■ Exercise instructions ■
The records below are to be copied word for word, with every picture left out.

■ Rows ■
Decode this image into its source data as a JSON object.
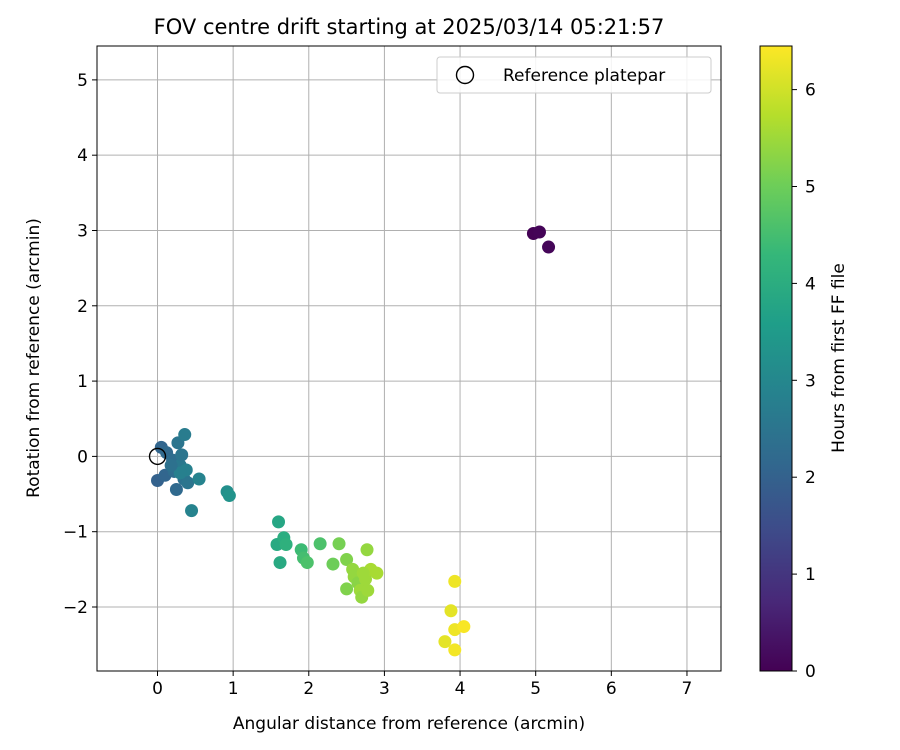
{
  "chart_data": {
    "type": "scatter",
    "title": "FOV centre drift starting at 2025/03/14 05:21:57",
    "xlabel": "Angular distance from reference (arcmin)",
    "ylabel": "Rotation from reference (arcmin)",
    "xlim": [
      -0.8,
      7.45
    ],
    "ylim": [
      -2.85,
      5.45
    ],
    "xticks": [
      0,
      1,
      2,
      3,
      4,
      5,
      6,
      7
    ],
    "yticks": [
      -2,
      -1,
      0,
      1,
      2,
      3,
      4,
      5
    ],
    "xtick_labels": [
      "0",
      "1",
      "2",
      "3",
      "4",
      "5",
      "6",
      "7"
    ],
    "ytick_labels": [
      "−2",
      "−1",
      "0",
      "1",
      "2",
      "3",
      "4",
      "5"
    ],
    "grid": true,
    "legend": {
      "placement": "top-right",
      "entries": [
        {
          "label": "Reference platepar",
          "marker": "open-circle"
        }
      ]
    },
    "reference": {
      "x": 0,
      "y": 0
    },
    "colorbar": {
      "label": "Hours from first FF file",
      "colormap": "viridis",
      "range": [
        0,
        6.45
      ],
      "ticks": [
        0,
        1,
        2,
        3,
        4,
        5,
        6
      ],
      "tick_labels": [
        "0",
        "1",
        "2",
        "3",
        "4",
        "5",
        "6"
      ]
    },
    "series": [
      {
        "points": [
          {
            "x": 4.97,
            "y": 2.96,
            "t": 0.02
          },
          {
            "x": 5.05,
            "y": 2.98,
            "t": 0.05
          },
          {
            "x": 5.17,
            "y": 2.78,
            "t": 0.1
          },
          {
            "x": 0.05,
            "y": 0.12,
            "t": 2.1
          },
          {
            "x": 0.0,
            "y": -0.32,
            "t": 2.0
          },
          {
            "x": 0.1,
            "y": -0.25,
            "t": 2.1
          },
          {
            "x": 0.12,
            "y": 0.05,
            "t": 2.2
          },
          {
            "x": 0.2,
            "y": -0.05,
            "t": 2.3
          },
          {
            "x": 0.22,
            "y": -0.2,
            "t": 2.3
          },
          {
            "x": 0.25,
            "y": -0.44,
            "t": 2.2
          },
          {
            "x": 0.27,
            "y": 0.18,
            "t": 2.5
          },
          {
            "x": 0.3,
            "y": -0.12,
            "t": 2.6
          },
          {
            "x": 0.32,
            "y": 0.02,
            "t": 2.5
          },
          {
            "x": 0.35,
            "y": -0.3,
            "t": 2.4
          },
          {
            "x": 0.36,
            "y": 0.29,
            "t": 2.7
          },
          {
            "x": 0.38,
            "y": -0.18,
            "t": 2.8
          },
          {
            "x": 0.4,
            "y": -0.35,
            "t": 2.5
          },
          {
            "x": 0.45,
            "y": -0.72,
            "t": 2.9
          },
          {
            "x": 0.55,
            "y": -0.3,
            "t": 2.9
          },
          {
            "x": 0.3,
            "y": -0.22,
            "t": 2.8
          },
          {
            "x": 0.18,
            "y": -0.12,
            "t": 2.4
          },
          {
            "x": 0.92,
            "y": -0.47,
            "t": 3.2
          },
          {
            "x": 0.95,
            "y": -0.52,
            "t": 3.3
          },
          {
            "x": 1.6,
            "y": -0.87,
            "t": 3.8
          },
          {
            "x": 1.58,
            "y": -1.17,
            "t": 3.9
          },
          {
            "x": 1.67,
            "y": -1.08,
            "t": 4.0
          },
          {
            "x": 1.7,
            "y": -1.17,
            "t": 4.1
          },
          {
            "x": 1.62,
            "y": -1.41,
            "t": 3.9
          },
          {
            "x": 1.9,
            "y": -1.24,
            "t": 4.4
          },
          {
            "x": 1.93,
            "y": -1.35,
            "t": 4.5
          },
          {
            "x": 1.98,
            "y": -1.41,
            "t": 4.6
          },
          {
            "x": 2.15,
            "y": -1.16,
            "t": 4.6
          },
          {
            "x": 2.32,
            "y": -1.43,
            "t": 5.0
          },
          {
            "x": 2.4,
            "y": -1.16,
            "t": 5.1
          },
          {
            "x": 2.5,
            "y": -1.37,
            "t": 5.2
          },
          {
            "x": 2.5,
            "y": -1.76,
            "t": 5.2
          },
          {
            "x": 2.58,
            "y": -1.5,
            "t": 5.4
          },
          {
            "x": 2.6,
            "y": -1.6,
            "t": 5.4
          },
          {
            "x": 2.65,
            "y": -1.68,
            "t": 5.3
          },
          {
            "x": 2.68,
            "y": -1.78,
            "t": 5.5
          },
          {
            "x": 2.7,
            "y": -1.87,
            "t": 5.4
          },
          {
            "x": 2.75,
            "y": -1.63,
            "t": 5.5
          },
          {
            "x": 2.77,
            "y": -1.24,
            "t": 5.4
          },
          {
            "x": 2.78,
            "y": -1.78,
            "t": 5.5
          },
          {
            "x": 2.82,
            "y": -1.5,
            "t": 5.6
          },
          {
            "x": 2.9,
            "y": -1.55,
            "t": 5.6
          },
          {
            "x": 2.72,
            "y": -1.55,
            "t": 5.5
          },
          {
            "x": 3.8,
            "y": -2.46,
            "t": 6.2
          },
          {
            "x": 3.88,
            "y": -2.05,
            "t": 6.2
          },
          {
            "x": 3.93,
            "y": -1.66,
            "t": 6.3
          },
          {
            "x": 3.93,
            "y": -2.3,
            "t": 6.3
          },
          {
            "x": 3.93,
            "y": -2.57,
            "t": 6.35
          },
          {
            "x": 4.05,
            "y": -2.26,
            "t": 6.4
          }
        ]
      }
    ]
  }
}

■ Result ■
Decode this image into its source data as a JSON object.
{
  "chart_data": {
    "type": "scatter",
    "title": "FOV centre drift starting at 2025/03/14 05:21:57",
    "xlabel": "Angular distance from reference (arcmin)",
    "ylabel": "Rotation from reference (arcmin)",
    "xlim": [
      -0.8,
      7.45
    ],
    "ylim": [
      -2.85,
      5.45
    ],
    "xticks": [
      0,
      1,
      2,
      3,
      4,
      5,
      6,
      7
    ],
    "yticks": [
      -2,
      -1,
      0,
      1,
      2,
      3,
      4,
      5
    ],
    "xtick_labels": [
      "0",
      "1",
      "2",
      "3",
      "4",
      "5",
      "6",
      "7"
    ],
    "ytick_labels": [
      "−2",
      "−1",
      "0",
      "1",
      "2",
      "3",
      "4",
      "5"
    ],
    "grid": true,
    "legend": {
      "placement": "top-right",
      "entries": [
        {
          "label": "Reference platepar",
          "marker": "open-circle"
        }
      ]
    },
    "reference": {
      "x": 0,
      "y": 0
    },
    "colorbar": {
      "label": "Hours from first FF file",
      "colormap": "viridis",
      "range": [
        0,
        6.45
      ],
      "ticks": [
        0,
        1,
        2,
        3,
        4,
        5,
        6
      ],
      "tick_labels": [
        "0",
        "1",
        "2",
        "3",
        "4",
        "5",
        "6"
      ]
    },
    "series": [
      {
        "points": [
          {
            "x": 4.97,
            "y": 2.96,
            "t": 0.02
          },
          {
            "x": 5.05,
            "y": 2.98,
            "t": 0.05
          },
          {
            "x": 5.17,
            "y": 2.78,
            "t": 0.1
          },
          {
            "x": 0.05,
            "y": 0.12,
            "t": 2.1
          },
          {
            "x": 0.0,
            "y": -0.32,
            "t": 2.0
          },
          {
            "x": 0.1,
            "y": -0.25,
            "t": 2.1
          },
          {
            "x": 0.12,
            "y": 0.05,
            "t": 2.2
          },
          {
            "x": 0.2,
            "y": -0.05,
            "t": 2.3
          },
          {
            "x": 0.22,
            "y": -0.2,
            "t": 2.3
          },
          {
            "x": 0.25,
            "y": -0.44,
            "t": 2.2
          },
          {
            "x": 0.27,
            "y": 0.18,
            "t": 2.5
          },
          {
            "x": 0.3,
            "y": -0.12,
            "t": 2.6
          },
          {
            "x": 0.32,
            "y": 0.02,
            "t": 2.5
          },
          {
            "x": 0.35,
            "y": -0.3,
            "t": 2.4
          },
          {
            "x": 0.36,
            "y": 0.29,
            "t": 2.7
          },
          {
            "x": 0.38,
            "y": -0.18,
            "t": 2.8
          },
          {
            "x": 0.4,
            "y": -0.35,
            "t": 2.5
          },
          {
            "x": 0.45,
            "y": -0.72,
            "t": 2.9
          },
          {
            "x": 0.55,
            "y": -0.3,
            "t": 2.9
          },
          {
            "x": 0.3,
            "y": -0.22,
            "t": 2.8
          },
          {
            "x": 0.18,
            "y": -0.12,
            "t": 2.4
          },
          {
            "x": 0.92,
            "y": -0.47,
            "t": 3.2
          },
          {
            "x": 0.95,
            "y": -0.52,
            "t": 3.3
          },
          {
            "x": 1.6,
            "y": -0.87,
            "t": 3.8
          },
          {
            "x": 1.58,
            "y": -1.17,
            "t": 3.9
          },
          {
            "x": 1.67,
            "y": -1.08,
            "t": 4.0
          },
          {
            "x": 1.7,
            "y": -1.17,
            "t": 4.1
          },
          {
            "x": 1.62,
            "y": -1.41,
            "t": 3.9
          },
          {
            "x": 1.9,
            "y": -1.24,
            "t": 4.4
          },
          {
            "x": 1.93,
            "y": -1.35,
            "t": 4.5
          },
          {
            "x": 1.98,
            "y": -1.41,
            "t": 4.6
          },
          {
            "x": 2.15,
            "y": -1.16,
            "t": 4.6
          },
          {
            "x": 2.32,
            "y": -1.43,
            "t": 5.0
          },
          {
            "x": 2.4,
            "y": -1.16,
            "t": 5.1
          },
          {
            "x": 2.5,
            "y": -1.37,
            "t": 5.2
          },
          {
            "x": 2.5,
            "y": -1.76,
            "t": 5.2
          },
          {
            "x": 2.58,
            "y": -1.5,
            "t": 5.4
          },
          {
            "x": 2.6,
            "y": -1.6,
            "t": 5.4
          },
          {
            "x": 2.65,
            "y": -1.68,
            "t": 5.3
          },
          {
            "x": 2.68,
            "y": -1.78,
            "t": 5.5
          },
          {
            "x": 2.7,
            "y": -1.87,
            "t": 5.4
          },
          {
            "x": 2.75,
            "y": -1.63,
            "t": 5.5
          },
          {
            "x": 2.77,
            "y": -1.24,
            "t": 5.4
          },
          {
            "x": 2.78,
            "y": -1.78,
            "t": 5.5
          },
          {
            "x": 2.82,
            "y": -1.5,
            "t": 5.6
          },
          {
            "x": 2.9,
            "y": -1.55,
            "t": 5.6
          },
          {
            "x": 2.72,
            "y": -1.55,
            "t": 5.5
          },
          {
            "x": 3.8,
            "y": -2.46,
            "t": 6.2
          },
          {
            "x": 3.88,
            "y": -2.05,
            "t": 6.2
          },
          {
            "x": 3.93,
            "y": -1.66,
            "t": 6.3
          },
          {
            "x": 3.93,
            "y": -2.3,
            "t": 6.3
          },
          {
            "x": 3.93,
            "y": -2.57,
            "t": 6.35
          },
          {
            "x": 4.05,
            "y": -2.26,
            "t": 6.4
          }
        ]
      }
    ]
  }
}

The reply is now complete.